*EXERCISE REQUIREMENTS*:
Find the lines that hold the word "Ziegenhain" and return them.

Source records:
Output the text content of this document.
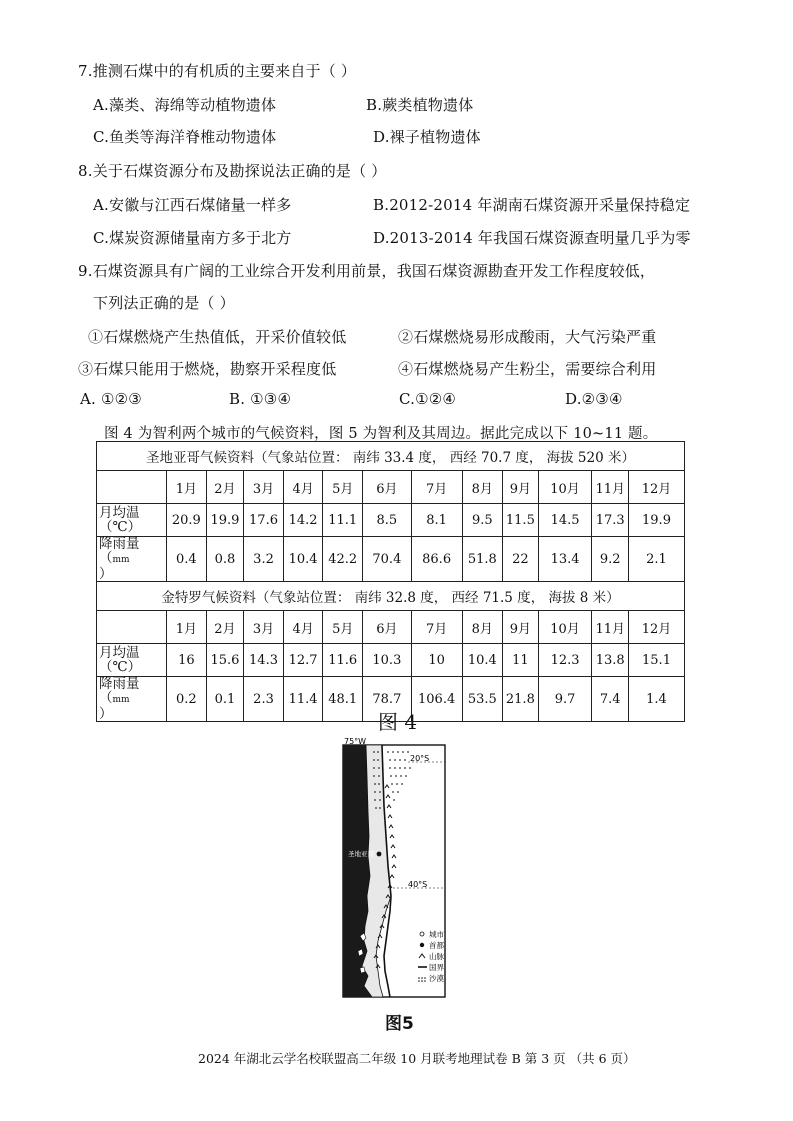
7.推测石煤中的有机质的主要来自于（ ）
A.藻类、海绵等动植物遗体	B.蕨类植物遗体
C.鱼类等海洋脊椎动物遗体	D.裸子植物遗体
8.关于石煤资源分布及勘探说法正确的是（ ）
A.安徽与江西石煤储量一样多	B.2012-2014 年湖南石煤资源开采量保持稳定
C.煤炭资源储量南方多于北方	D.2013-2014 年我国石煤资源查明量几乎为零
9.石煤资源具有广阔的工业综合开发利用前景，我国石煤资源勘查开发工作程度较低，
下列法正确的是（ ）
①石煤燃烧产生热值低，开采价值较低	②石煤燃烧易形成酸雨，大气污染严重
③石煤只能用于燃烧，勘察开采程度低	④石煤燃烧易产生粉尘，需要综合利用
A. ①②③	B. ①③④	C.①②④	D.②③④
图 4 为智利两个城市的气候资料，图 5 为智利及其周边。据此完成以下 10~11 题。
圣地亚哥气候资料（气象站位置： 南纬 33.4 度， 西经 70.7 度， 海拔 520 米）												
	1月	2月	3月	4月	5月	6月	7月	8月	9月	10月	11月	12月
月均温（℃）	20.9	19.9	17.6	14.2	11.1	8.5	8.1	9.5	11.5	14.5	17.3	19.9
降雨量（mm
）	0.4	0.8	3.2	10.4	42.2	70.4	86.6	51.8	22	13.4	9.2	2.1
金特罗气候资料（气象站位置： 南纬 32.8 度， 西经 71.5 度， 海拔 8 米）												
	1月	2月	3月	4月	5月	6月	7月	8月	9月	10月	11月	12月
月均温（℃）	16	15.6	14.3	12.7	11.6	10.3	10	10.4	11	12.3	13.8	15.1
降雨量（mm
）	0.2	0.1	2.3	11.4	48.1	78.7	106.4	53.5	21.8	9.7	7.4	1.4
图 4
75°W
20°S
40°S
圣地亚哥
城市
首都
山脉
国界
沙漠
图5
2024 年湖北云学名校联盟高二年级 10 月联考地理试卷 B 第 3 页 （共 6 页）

* * *

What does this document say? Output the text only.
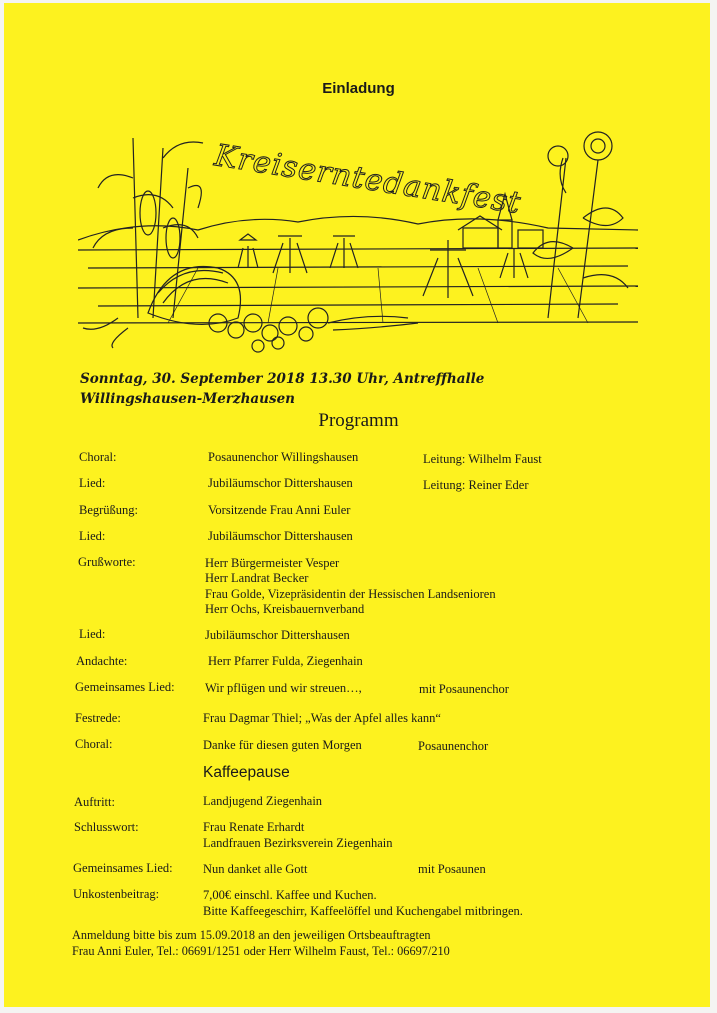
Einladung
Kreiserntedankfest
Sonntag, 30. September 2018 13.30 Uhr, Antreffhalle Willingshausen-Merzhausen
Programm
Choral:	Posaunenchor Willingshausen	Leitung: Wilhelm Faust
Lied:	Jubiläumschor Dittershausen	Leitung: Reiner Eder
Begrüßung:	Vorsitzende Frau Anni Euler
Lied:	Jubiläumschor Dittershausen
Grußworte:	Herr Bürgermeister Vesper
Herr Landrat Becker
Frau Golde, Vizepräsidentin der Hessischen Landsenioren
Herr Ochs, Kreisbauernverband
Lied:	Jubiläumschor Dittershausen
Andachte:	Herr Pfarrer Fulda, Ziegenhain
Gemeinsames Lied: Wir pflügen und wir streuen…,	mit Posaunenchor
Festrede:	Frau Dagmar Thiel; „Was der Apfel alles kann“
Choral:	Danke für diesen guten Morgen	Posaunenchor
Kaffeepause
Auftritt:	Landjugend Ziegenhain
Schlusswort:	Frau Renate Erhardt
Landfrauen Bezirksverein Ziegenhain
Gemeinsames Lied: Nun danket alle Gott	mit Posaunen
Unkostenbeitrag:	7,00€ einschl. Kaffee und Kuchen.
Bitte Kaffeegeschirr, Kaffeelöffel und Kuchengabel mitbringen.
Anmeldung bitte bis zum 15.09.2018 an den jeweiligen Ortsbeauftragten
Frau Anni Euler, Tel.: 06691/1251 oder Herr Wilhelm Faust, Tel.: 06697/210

*CORRECT RESULT*:
Andachte:	Herr Pfarrer Fulda, Ziegenhain
Auftritt:	Landjugend Ziegenhain
Landfrauen Bezirksverein Ziegenhain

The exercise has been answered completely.